→ Record set:
BEGIN

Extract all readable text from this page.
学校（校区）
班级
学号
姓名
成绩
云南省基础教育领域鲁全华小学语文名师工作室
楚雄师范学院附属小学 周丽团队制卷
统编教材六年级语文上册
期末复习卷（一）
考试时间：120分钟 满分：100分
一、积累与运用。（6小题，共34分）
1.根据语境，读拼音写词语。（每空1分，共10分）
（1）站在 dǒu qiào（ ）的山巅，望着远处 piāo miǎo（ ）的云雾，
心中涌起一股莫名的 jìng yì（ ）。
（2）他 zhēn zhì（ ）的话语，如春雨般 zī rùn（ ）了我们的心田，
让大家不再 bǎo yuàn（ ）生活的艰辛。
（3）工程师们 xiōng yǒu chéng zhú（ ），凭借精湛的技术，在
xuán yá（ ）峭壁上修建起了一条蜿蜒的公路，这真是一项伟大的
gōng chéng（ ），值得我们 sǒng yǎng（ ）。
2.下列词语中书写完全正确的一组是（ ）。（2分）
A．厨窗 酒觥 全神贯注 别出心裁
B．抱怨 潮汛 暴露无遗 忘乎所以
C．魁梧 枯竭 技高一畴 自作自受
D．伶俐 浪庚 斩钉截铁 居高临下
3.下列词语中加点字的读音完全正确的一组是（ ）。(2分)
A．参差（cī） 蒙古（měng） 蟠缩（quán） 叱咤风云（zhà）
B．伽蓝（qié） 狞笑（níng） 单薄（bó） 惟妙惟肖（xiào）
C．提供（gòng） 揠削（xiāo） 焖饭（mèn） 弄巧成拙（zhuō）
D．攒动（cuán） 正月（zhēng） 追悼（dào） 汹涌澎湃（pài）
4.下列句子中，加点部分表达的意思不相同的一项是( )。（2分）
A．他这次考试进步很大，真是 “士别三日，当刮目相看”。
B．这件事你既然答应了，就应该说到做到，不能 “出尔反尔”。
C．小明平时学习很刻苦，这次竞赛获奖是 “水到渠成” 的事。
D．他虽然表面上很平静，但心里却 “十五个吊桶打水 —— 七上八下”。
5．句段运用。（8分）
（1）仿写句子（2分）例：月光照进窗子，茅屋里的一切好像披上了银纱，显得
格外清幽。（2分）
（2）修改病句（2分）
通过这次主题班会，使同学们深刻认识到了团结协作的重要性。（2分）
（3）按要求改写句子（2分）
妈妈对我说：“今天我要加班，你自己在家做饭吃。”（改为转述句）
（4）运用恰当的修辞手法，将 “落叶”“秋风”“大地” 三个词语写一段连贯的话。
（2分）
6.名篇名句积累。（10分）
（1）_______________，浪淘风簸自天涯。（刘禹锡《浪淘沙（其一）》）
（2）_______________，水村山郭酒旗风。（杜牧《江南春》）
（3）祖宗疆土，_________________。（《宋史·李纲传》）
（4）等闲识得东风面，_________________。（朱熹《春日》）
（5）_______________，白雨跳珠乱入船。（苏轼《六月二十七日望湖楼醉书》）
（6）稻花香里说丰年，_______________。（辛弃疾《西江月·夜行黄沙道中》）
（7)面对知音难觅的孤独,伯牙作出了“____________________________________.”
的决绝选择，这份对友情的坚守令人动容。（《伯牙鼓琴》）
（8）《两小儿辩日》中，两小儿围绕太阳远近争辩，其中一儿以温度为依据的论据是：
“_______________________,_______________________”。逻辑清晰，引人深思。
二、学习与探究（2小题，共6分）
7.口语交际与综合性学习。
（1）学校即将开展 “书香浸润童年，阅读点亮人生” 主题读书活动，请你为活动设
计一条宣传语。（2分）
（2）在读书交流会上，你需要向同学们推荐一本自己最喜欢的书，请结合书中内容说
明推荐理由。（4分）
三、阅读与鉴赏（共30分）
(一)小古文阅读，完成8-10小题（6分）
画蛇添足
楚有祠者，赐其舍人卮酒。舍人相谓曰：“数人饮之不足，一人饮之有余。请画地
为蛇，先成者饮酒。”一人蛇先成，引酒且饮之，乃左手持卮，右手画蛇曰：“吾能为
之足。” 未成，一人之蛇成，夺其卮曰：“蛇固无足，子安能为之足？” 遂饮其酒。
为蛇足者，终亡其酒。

END

→ Written task: Exactly reproduce every record.

→ Solved exercise:
Extract all readable text from this page.
学校（校区）
班级
学号
姓名
成绩
云南省基础教育领域鲁全华小学语文名师工作室
楚雄师范学院附属小学 周丽团队制卷
统编教材六年级语文上册
期末复习卷（一）
考试时间：120分钟 满分：100分
一、积累与运用。（6小题，共34分）
1.根据语境，读拼音写词语。（每空1分，共10分）
（1）站在 dǒu qiào（ ）的山巅，望着远处 piāo miǎo（ ）的云雾，
心中涌起一股莫名的 jìng yì（ ）。
（2）他 zhēn zhì（ ）的话语，如春雨般 zī rùn（ ）了我们的心田，
让大家不再 bǎo yuàn（ ）生活的艰辛。
（3）工程师们 xiōng yǒu chéng zhú（ ），凭借精湛的技术，在
xuán yá（ ）峭壁上修建起了一条蜿蜒的公路，这真是一项伟大的
gōng chéng（ ），值得我们 sǒng yǎng（ ）。
2.下列词语中书写完全正确的一组是（ ）。（2分）
A．厨窗 酒觥 全神贯注 别出心裁
B．抱怨 潮汛 暴露无遗 忘乎所以
C．魁梧 枯竭 技高一畴 自作自受
D．伶俐 浪庚 斩钉截铁 居高临下
3.下列词语中加点字的读音完全正确的一组是（ ）。(2分)
A．参差（cī） 蒙古（měng） 蟠缩（quán） 叱咤风云（zhà）
B．伽蓝（qié） 狞笑（níng） 单薄（bó） 惟妙惟肖（xiào）
C．提供（gòng） 揠削（xiāo） 焖饭（mèn） 弄巧成拙（zhuō）
D．攒动（cuán） 正月（zhēng） 追悼（dào） 汹涌澎湃（pài）
4.下列句子中，加点部分表达的意思不相同的一项是( )。（2分）
A．他这次考试进步很大，真是 “士别三日，当刮目相看”。
B．这件事你既然答应了，就应该说到做到，不能 “出尔反尔”。
C．小明平时学习很刻苦，这次竞赛获奖是 “水到渠成” 的事。
D．他虽然表面上很平静，但心里却 “十五个吊桶打水 —— 七上八下”。
5．句段运用。（8分）
（1）仿写句子（2分）例：月光照进窗子，茅屋里的一切好像披上了银纱，显得
格外清幽。（2分）
（2）修改病句（2分）
通过这次主题班会，使同学们深刻认识到了团结协作的重要性。（2分）
（3）按要求改写句子（2分）
妈妈对我说：“今天我要加班，你自己在家做饭吃。”（改为转述句）
（4）运用恰当的修辞手法，将 “落叶”“秋风”“大地” 三个词语写一段连贯的话。
（2分）
6.名篇名句积累。（10分）
（1）_______________，浪淘风簸自天涯。（刘禹锡《浪淘沙（其一）》）
（2）_______________，水村山郭酒旗风。（杜牧《江南春》）
（3）祖宗疆土，_________________。（《宋史·李纲传》）
（4）等闲识得东风面，_________________。（朱熹《春日》）
（5）_______________，白雨跳珠乱入船。（苏轼《六月二十七日望湖楼醉书》）
（6）稻花香里说丰年，_______________。（辛弃疾《西江月·夜行黄沙道中》）
（7)面对知音难觅的孤独,伯牙作出了“____________________________________.”
的决绝选择，这份对友情的坚守令人动容。（《伯牙鼓琴》）
（8）《两小儿辩日》中，两小儿围绕太阳远近争辩，其中一儿以温度为依据的论据是：
“_______________________,_______________________”。逻辑清晰，引人深思。
二、学习与探究（2小题，共6分）
7.口语交际与综合性学习。
（1）学校即将开展 “书香浸润童年，阅读点亮人生” 主题读书活动，请你为活动设
计一条宣传语。（2分）
（2）在读书交流会上，你需要向同学们推荐一本自己最喜欢的书，请结合书中内容说
明推荐理由。（4分）
三、阅读与鉴赏（共30分）
(一)小古文阅读，完成8-10小题（6分）
画蛇添足
楚有祠者，赐其舍人卮酒。舍人相谓曰：“数人饮之不足，一人饮之有余。请画地
为蛇，先成者饮酒。”一人蛇先成，引酒且饮之，乃左手持卮，右手画蛇曰：“吾能为
之足。” 未成，一人之蛇成，夺其卮曰：“蛇固无足，子安能为之足？” 遂饮其酒。
为蛇足者，终亡其酒。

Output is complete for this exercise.